■ Extrait de page
○ ○ ○

Mais il est une autre exceptionnalité, plus anxiogène : Emmanuel Macron, en dépit d'une année entière de campagne par sa position au gouvernement, puis par sa démission du gouvernement, en dépit d'un livre au succès de librairie équivalant celui d'un prix Goncourt, n'est pas connu pour lui-même. Célèbre, notoire mais inconnu de psychologie, de ressorts intimes. Il répond bien aux interrogations des journalistes, il écrit et parle clairement, il est maître de lui en débat et a donc largement dominé Marine Le Pen le 3 Mai. A le lire, il saute aux yeux qu'il sait ce dont il parle, qu'il connaît le pays et ses outils. Mais il n'a rien fait dans les positions successives qu'il a avantageusement occupées, qui ait vraiment marqué, ni en réformes économiques ni en préservation du patrimoine industriel français ni en initiative européenne changeant la donne. Par exemple, il ne propose pas l'instauration, d'un service militaire et civique, obligatoire, universel pour les garçons et les filles de longue durée et donnant la jeunesse connaissance et esprit de défense, expérience du développement dans les pays, y compris en France, qui ont besoin de coopérations vivantes. Il ne propose pas la seule novation propre à doter l'Europe de son véritable outil et de son expression : l'élection directe du président de l'Union par l'ensemble des citoyens européens.
Ce qui est donc sans précédent est l'élection d'une personnalité que les Français admettent ne pas connaître.
Sans entrer dans le jeu des conjectures sur la possibilité ou pas du nouveau Président de disposer d'une majorité au Parlement qui lui soit propre, que peuvent attendre d'Emmanuel Macron, l'Afrique et plus particulièrement la Mauritanie ?
Et l'Afrique ?
L'élu place l'Afrique très en vue dans les documents proposés à l'électeur. Elle est concernée par sa proposition ultime, au libellé inchangé du premier au second tour. " Enfin, sixième et dernier chantier : l'Europe et l'international
Je m'engage à défendre les intérêts de notre pays.
En relançant une Europe ambitieuse qui investit et qui protège et dont la vitalité démocratique et le goût pour l'avenir seront retrouvés.
Et en assurant une nouvelle politique en Afrique où la paix et l'esprit d'entreprise construiront le siècle qui commence. "

○ ○ ○

■ Section de données
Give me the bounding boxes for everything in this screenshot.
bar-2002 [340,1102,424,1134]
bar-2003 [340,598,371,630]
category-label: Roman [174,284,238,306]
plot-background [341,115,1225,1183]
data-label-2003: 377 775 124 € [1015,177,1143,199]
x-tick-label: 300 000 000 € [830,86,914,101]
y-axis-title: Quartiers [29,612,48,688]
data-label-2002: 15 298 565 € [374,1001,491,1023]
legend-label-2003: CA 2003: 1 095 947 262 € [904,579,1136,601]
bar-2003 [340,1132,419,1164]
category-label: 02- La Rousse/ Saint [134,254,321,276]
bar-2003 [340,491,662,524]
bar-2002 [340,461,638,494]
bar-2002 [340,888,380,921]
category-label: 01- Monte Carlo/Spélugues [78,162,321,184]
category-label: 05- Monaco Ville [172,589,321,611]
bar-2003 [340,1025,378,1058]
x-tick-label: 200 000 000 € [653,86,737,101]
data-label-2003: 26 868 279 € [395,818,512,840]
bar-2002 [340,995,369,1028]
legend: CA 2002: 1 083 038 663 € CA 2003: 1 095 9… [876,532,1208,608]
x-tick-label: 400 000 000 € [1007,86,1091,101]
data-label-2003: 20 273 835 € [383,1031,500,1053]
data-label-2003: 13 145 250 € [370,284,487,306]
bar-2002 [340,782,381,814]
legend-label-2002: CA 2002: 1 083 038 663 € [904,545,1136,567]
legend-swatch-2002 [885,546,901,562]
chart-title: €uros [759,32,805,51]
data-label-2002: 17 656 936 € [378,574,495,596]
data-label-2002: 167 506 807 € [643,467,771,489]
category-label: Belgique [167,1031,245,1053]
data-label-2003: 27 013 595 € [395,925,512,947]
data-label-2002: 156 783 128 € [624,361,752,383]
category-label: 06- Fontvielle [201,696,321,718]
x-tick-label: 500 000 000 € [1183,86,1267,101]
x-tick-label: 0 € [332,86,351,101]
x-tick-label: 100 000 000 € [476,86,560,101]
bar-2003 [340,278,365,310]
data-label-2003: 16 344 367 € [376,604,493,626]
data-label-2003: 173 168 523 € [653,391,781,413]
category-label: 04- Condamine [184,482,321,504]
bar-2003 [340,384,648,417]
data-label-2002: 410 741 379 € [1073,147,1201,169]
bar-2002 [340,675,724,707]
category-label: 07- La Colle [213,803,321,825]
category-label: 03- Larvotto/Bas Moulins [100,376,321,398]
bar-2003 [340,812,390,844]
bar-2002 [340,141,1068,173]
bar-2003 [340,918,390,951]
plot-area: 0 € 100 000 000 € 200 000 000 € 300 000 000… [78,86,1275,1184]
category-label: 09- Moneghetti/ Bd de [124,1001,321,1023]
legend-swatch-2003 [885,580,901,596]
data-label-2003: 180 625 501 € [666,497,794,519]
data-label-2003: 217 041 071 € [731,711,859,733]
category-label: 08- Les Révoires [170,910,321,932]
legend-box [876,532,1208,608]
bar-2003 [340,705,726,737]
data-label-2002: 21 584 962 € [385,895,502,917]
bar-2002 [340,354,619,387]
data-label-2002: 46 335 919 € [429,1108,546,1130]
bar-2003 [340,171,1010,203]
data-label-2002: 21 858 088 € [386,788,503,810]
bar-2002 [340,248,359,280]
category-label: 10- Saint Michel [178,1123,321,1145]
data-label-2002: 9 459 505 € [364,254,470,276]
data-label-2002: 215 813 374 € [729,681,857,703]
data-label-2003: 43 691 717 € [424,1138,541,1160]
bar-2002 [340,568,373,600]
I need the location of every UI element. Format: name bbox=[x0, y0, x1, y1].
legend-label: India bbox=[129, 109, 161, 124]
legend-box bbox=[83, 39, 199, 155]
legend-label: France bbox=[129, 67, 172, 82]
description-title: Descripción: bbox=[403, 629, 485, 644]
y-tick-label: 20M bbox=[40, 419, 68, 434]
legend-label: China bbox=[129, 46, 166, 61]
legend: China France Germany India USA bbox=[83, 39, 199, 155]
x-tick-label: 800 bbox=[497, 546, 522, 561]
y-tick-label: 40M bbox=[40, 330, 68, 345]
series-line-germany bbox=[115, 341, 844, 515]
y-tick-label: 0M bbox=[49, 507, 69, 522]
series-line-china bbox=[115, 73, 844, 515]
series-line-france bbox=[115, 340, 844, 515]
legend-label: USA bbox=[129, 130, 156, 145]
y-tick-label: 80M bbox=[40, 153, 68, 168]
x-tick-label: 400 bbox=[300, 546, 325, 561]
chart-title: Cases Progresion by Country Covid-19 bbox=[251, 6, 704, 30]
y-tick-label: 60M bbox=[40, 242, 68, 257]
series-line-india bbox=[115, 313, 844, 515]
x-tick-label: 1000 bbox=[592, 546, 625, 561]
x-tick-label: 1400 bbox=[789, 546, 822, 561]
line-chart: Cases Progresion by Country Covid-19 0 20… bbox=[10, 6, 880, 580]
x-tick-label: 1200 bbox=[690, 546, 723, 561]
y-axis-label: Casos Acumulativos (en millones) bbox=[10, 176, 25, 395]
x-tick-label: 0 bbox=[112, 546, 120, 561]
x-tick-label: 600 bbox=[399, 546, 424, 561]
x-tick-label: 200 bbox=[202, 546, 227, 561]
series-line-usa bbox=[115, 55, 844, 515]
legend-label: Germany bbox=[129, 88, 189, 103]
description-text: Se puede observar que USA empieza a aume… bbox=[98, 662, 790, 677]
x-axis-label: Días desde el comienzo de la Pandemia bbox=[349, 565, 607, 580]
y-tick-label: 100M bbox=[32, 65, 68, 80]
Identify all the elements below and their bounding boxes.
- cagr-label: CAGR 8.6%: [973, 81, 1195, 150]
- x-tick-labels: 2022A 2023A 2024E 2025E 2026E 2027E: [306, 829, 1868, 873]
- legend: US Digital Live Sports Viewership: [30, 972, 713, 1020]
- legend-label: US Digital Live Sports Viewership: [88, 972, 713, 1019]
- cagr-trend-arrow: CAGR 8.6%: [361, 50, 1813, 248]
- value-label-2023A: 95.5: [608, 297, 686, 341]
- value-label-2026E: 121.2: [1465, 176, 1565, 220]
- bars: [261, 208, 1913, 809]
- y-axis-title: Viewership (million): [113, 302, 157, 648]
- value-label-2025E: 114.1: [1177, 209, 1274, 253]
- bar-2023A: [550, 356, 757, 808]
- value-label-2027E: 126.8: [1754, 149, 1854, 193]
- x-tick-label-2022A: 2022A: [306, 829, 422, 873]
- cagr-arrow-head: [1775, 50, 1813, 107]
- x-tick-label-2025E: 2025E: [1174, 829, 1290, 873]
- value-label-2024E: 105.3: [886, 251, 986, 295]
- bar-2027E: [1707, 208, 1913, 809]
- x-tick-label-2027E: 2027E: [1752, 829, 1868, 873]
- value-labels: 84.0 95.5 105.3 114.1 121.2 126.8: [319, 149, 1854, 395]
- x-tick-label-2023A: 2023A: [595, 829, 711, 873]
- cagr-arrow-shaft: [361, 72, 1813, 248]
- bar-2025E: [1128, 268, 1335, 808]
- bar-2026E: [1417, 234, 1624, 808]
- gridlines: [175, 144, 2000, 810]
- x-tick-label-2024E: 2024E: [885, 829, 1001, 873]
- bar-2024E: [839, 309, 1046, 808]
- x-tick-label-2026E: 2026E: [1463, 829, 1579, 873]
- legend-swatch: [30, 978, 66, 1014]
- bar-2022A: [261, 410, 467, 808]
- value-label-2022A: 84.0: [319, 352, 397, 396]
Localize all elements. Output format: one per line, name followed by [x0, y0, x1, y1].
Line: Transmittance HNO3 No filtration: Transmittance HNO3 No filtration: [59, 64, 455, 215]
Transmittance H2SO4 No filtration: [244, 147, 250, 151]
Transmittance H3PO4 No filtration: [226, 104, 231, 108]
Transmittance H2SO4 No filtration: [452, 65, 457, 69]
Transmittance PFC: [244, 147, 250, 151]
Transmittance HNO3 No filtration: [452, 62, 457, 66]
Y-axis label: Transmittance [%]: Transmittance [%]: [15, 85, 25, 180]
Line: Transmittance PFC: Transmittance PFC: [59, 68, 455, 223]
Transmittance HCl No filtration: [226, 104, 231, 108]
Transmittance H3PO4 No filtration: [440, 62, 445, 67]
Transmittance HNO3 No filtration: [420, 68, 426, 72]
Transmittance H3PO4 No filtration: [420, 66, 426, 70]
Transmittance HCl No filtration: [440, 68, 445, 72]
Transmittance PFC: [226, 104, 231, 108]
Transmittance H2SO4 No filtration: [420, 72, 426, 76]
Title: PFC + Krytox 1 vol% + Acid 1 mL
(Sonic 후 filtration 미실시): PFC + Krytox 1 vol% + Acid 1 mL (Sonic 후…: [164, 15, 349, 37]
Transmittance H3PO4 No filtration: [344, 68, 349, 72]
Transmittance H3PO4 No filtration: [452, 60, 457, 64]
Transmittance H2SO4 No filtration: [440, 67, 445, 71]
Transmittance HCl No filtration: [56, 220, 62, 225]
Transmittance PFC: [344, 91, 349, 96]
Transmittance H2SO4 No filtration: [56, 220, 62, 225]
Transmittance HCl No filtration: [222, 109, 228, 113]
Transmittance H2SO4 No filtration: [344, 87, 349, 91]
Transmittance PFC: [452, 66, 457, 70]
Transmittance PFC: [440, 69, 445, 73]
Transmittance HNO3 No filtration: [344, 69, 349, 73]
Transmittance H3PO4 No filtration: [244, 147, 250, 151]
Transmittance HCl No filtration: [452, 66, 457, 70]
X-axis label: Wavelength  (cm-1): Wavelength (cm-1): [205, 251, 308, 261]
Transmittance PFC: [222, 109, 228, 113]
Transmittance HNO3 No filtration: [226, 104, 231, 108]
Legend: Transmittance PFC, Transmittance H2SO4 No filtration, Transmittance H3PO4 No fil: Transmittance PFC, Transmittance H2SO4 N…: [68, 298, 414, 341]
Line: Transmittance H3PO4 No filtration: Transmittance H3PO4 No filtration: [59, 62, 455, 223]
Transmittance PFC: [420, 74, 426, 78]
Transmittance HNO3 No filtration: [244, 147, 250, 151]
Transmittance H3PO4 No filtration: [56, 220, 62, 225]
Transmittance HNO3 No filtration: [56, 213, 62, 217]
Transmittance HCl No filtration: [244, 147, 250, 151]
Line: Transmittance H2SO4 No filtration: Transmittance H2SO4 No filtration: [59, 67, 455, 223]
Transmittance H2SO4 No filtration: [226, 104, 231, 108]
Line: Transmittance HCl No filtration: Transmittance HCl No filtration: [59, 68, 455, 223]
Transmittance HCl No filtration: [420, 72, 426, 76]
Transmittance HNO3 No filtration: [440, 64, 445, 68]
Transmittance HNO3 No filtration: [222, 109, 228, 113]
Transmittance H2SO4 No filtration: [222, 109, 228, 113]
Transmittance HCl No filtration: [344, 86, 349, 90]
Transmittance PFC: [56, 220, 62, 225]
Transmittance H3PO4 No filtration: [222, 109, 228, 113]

○ ○ ○

■ Court exercice
Restituez tel quel le passage de l'extrait sur Emmanuel Macron et l'Afrique, de "Ce qui est donc" à "Et l'Afrique ?". Appuyez-vous uniquement sur l'extrait.

■ En réponse
Ce qui est donc sans précédent est l'élection d'une personnalité que les Français admettent ne pas connaître.
Sans entrer dans le jeu des conjectures sur la possibilité ou pas du nouveau Président de disposer d'une majorité au Parlement qui lui soit propre, que peuvent attendre d'Emmanuel Macron, l'Afrique et plus particulièrement la Mauritanie ?
Et l'Afrique ?